# WHAT TO PRODUCE:
Return all lines in the material below that contain "JSON".

--- BEGIN TASK INPUTS ---

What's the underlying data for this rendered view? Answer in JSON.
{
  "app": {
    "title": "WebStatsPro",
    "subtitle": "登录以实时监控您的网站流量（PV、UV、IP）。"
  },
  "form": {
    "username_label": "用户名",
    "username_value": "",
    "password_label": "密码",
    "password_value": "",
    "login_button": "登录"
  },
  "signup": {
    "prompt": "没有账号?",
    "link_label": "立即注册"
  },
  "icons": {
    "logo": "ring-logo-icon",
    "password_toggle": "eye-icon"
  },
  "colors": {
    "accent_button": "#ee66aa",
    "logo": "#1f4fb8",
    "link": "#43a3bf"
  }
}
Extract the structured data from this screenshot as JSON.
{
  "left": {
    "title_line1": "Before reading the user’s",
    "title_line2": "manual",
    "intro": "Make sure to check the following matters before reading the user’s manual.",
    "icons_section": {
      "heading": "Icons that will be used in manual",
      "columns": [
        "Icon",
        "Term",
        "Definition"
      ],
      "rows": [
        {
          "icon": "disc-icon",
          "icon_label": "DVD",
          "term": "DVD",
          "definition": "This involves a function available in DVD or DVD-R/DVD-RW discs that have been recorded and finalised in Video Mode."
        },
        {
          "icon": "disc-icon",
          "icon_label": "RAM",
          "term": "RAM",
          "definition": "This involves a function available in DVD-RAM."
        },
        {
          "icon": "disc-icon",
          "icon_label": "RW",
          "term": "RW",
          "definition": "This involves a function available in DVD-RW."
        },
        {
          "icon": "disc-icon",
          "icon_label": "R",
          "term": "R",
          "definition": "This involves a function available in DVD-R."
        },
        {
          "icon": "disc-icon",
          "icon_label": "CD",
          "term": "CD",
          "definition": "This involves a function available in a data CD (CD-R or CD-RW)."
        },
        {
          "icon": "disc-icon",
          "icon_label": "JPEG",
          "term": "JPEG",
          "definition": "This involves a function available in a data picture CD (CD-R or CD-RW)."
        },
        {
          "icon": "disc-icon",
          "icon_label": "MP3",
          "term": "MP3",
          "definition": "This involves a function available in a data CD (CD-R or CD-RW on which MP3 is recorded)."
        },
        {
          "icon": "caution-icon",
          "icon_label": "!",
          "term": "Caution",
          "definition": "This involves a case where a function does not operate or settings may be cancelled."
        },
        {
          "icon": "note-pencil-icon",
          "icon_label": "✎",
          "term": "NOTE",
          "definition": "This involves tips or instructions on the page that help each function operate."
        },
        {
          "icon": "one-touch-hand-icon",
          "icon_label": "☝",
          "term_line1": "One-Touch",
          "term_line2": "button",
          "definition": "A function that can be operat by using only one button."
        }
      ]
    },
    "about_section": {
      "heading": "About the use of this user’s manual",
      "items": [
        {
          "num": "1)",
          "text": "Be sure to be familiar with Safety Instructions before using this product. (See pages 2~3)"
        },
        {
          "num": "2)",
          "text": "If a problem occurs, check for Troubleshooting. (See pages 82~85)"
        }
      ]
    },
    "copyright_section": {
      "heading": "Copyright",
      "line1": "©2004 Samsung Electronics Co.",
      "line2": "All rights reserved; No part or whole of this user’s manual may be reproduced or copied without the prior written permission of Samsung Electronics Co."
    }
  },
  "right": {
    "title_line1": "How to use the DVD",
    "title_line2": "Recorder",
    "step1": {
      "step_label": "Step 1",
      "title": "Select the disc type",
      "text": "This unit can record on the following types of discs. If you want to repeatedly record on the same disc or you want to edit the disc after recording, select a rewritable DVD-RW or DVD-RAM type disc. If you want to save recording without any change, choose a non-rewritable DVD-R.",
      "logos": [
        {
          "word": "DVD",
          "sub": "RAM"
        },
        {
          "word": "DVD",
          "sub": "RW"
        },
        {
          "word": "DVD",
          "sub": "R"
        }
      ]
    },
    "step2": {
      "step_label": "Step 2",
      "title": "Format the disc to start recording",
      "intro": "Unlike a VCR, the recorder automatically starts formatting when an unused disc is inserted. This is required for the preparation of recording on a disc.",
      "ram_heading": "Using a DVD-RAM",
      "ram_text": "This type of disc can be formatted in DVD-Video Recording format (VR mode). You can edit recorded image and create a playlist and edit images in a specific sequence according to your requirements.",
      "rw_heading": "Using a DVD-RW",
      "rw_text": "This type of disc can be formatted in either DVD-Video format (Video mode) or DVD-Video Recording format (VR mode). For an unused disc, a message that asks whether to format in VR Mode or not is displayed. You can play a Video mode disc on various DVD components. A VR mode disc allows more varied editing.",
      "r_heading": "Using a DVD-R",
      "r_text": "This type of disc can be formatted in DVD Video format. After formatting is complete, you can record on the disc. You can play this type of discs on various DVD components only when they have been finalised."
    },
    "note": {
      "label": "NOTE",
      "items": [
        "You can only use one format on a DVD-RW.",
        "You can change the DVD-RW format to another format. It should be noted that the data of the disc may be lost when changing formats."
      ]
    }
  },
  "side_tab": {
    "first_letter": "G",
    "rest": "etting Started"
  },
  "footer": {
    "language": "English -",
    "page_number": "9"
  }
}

--- END TASK INPUTS ---

# EXERCISE ANSWER:
What's the underlying data for this rendered view? Answer in JSON.
Extract the structured data from this screenshot as JSON.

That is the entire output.